-- Start STORED RECORDS --

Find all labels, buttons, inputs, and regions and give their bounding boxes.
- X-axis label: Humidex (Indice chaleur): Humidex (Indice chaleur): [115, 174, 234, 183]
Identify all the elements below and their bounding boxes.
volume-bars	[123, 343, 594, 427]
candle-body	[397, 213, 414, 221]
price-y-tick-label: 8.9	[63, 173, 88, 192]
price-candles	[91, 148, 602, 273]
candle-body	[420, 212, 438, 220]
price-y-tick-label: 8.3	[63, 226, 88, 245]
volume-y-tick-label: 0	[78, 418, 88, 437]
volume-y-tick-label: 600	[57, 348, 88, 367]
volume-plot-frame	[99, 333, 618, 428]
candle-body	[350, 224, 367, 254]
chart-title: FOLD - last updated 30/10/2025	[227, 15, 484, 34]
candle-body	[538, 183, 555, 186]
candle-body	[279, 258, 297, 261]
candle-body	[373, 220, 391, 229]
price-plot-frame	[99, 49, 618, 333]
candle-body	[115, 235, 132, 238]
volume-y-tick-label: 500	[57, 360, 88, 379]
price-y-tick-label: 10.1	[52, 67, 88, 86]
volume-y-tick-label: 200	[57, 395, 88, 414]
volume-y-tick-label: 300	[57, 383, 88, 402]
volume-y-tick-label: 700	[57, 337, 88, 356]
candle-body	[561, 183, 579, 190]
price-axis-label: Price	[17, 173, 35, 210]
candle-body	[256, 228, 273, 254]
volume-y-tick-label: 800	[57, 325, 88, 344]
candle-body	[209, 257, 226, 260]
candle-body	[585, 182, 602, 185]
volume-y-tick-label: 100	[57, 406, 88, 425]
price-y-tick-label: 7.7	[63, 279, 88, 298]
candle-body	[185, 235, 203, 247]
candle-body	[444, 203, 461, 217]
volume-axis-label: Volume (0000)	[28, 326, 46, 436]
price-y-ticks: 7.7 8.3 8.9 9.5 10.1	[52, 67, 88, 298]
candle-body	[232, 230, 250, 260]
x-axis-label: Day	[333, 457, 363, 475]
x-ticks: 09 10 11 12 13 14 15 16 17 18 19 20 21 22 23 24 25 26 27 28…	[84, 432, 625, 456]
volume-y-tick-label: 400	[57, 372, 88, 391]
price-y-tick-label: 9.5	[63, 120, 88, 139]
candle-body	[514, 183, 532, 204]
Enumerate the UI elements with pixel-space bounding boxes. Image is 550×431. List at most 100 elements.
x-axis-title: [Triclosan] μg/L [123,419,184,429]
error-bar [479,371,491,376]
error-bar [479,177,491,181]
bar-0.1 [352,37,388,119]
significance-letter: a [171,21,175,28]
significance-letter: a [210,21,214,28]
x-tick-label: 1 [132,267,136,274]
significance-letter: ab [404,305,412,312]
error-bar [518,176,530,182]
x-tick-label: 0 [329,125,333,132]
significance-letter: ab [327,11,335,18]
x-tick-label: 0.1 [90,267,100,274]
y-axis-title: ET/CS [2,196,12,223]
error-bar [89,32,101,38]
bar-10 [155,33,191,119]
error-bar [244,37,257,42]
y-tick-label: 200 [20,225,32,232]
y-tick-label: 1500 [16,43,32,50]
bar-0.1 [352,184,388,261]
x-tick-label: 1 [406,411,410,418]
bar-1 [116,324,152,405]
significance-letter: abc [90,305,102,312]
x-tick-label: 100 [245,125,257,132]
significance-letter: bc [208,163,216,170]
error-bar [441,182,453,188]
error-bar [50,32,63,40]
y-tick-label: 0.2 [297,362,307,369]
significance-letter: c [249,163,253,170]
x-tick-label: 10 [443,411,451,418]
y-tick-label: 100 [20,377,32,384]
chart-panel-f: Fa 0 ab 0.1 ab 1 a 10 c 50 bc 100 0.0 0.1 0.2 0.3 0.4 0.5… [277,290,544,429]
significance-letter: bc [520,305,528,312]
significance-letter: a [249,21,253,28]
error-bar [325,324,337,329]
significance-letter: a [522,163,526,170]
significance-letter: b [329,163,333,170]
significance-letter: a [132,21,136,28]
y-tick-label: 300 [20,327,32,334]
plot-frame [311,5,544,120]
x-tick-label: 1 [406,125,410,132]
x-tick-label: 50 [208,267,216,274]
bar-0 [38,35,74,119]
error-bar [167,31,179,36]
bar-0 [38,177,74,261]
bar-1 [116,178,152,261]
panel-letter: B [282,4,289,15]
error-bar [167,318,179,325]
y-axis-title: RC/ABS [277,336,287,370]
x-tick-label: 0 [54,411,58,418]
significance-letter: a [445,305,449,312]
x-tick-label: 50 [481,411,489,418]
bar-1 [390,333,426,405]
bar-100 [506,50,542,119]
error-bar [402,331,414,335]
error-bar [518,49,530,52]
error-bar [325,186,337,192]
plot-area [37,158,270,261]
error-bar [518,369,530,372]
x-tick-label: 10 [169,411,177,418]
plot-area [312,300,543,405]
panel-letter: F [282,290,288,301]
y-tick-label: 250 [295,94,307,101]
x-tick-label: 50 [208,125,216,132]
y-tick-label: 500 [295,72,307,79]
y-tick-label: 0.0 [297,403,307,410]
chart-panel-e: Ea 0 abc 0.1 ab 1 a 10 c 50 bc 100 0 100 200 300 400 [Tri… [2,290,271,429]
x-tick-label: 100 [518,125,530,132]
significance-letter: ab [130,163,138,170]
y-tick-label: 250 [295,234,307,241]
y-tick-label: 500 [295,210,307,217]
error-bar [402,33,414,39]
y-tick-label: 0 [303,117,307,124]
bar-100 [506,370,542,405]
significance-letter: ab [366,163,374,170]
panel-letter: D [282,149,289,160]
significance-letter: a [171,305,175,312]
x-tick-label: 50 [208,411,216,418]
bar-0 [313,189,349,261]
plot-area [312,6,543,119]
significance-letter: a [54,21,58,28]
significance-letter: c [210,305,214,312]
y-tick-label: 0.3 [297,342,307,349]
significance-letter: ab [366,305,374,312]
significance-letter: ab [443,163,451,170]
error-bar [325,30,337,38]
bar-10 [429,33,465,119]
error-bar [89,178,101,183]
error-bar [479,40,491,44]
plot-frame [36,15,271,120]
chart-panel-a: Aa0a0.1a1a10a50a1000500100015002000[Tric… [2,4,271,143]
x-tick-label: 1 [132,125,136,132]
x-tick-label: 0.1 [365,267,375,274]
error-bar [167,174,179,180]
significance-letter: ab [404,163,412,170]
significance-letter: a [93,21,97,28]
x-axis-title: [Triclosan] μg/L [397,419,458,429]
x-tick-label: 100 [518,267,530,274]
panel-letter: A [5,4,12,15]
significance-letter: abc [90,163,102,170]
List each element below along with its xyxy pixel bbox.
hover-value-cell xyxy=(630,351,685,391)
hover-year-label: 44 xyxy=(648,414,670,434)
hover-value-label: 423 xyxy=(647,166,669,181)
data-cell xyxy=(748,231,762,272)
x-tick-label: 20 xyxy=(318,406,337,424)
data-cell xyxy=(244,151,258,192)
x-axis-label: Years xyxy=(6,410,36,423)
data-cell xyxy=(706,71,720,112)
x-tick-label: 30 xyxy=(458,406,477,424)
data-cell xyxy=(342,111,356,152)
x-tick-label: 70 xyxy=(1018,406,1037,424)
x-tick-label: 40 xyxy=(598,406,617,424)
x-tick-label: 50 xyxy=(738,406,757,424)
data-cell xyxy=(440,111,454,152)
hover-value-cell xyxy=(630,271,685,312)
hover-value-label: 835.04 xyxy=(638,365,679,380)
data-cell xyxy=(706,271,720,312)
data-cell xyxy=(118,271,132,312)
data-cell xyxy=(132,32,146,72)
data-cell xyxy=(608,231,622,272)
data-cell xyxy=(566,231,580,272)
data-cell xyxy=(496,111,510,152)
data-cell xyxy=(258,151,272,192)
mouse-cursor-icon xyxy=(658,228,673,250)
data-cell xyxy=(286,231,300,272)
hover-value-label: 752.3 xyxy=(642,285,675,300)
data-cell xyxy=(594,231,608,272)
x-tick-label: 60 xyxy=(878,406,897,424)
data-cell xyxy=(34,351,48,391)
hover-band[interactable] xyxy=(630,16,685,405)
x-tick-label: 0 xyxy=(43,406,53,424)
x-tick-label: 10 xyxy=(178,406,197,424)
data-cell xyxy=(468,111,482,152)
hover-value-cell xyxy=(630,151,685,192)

-- End STORED RECORDS --

_OBJECTIVE_. Reproduce everything in the listing above, from its first line down to the line containing "418, 88, 437]", including both of those lines, with no changes.

_THE REPLY_.
Find all labels, buttons, inputs, and regions and give their bounding boxes.
- X-axis label: Humidex (Indice chaleur): Humidex (Indice chaleur): [115, 174, 234, 183]
Identify all the elements below and their bounding boxes.
volume-bars	[123, 343, 594, 427]
candle-body	[397, 213, 414, 221]
price-y-tick-label: 8.9	[63, 173, 88, 192]
price-candles	[91, 148, 602, 273]
candle-body	[420, 212, 438, 220]
price-y-tick-label: 8.3	[63, 226, 88, 245]
volume-y-tick-label: 0	[78, 418, 88, 437]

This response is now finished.